PROBLEM DETAILS: Report all lines from the entries below in which "从题中所给的A" appears.

'''

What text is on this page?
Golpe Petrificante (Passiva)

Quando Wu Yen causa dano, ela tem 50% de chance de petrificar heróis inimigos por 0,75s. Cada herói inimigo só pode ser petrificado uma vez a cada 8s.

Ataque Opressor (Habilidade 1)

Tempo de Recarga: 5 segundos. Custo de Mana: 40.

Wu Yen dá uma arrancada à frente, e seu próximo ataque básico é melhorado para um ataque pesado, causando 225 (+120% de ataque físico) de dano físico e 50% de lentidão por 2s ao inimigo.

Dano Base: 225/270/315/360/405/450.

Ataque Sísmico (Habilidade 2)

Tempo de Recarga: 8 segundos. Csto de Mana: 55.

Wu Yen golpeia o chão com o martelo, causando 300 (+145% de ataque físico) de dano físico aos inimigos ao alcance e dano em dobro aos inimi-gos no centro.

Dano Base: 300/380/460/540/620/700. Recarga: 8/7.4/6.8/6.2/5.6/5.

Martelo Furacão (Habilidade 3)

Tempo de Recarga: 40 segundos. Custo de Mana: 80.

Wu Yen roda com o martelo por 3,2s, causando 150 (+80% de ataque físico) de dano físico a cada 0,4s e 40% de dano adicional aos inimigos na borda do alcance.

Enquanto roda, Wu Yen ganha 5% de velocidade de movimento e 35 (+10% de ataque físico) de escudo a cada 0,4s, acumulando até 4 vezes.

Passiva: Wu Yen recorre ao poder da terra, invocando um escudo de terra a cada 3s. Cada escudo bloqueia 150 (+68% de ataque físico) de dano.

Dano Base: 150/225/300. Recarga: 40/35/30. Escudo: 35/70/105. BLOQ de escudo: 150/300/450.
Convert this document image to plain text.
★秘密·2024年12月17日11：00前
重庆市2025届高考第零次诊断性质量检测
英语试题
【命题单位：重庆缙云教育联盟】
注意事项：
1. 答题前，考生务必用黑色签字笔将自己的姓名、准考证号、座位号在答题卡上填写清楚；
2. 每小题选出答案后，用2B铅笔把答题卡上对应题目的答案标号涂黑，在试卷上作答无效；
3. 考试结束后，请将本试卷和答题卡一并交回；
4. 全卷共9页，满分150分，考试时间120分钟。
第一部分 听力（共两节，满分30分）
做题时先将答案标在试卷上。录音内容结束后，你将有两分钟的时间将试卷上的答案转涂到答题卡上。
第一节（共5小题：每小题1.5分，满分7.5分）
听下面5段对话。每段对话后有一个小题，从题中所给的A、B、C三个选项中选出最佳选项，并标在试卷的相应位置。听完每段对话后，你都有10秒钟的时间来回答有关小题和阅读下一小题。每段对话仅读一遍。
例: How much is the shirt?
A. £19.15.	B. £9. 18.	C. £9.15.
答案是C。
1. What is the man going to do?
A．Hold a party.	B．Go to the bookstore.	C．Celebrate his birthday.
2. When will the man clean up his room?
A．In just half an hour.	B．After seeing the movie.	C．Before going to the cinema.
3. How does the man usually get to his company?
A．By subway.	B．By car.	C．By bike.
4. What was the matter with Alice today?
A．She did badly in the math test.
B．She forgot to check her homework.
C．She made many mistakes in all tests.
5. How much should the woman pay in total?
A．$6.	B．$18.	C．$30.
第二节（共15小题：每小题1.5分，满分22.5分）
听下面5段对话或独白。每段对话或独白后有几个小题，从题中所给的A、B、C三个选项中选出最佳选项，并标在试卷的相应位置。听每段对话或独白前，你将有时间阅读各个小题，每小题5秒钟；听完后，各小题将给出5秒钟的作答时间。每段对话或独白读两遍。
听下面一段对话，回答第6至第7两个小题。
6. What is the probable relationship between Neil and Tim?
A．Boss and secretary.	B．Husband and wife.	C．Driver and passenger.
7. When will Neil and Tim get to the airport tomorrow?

'''

SOLUTION:
听下面5段对话。每段对话后有一个小题，从题中所给的A、B、C三个选项中选出最佳选项，并标在试卷的相应位置。听完每段对话后，你都有10秒钟的时间来回答有关小题和阅读下一小题。每段对话仅读一遍。
听下面5段对话或独白。每段对话或独白后有几个小题，从题中所给的A、B、C三个选项中选出最佳选项，并标在试卷的相应位置。听每段对话或独白前，你将有时间阅读各个小题，每小题5秒钟；听完后，各小题将给出5秒钟的作答时间。每段对话或独白读两遍。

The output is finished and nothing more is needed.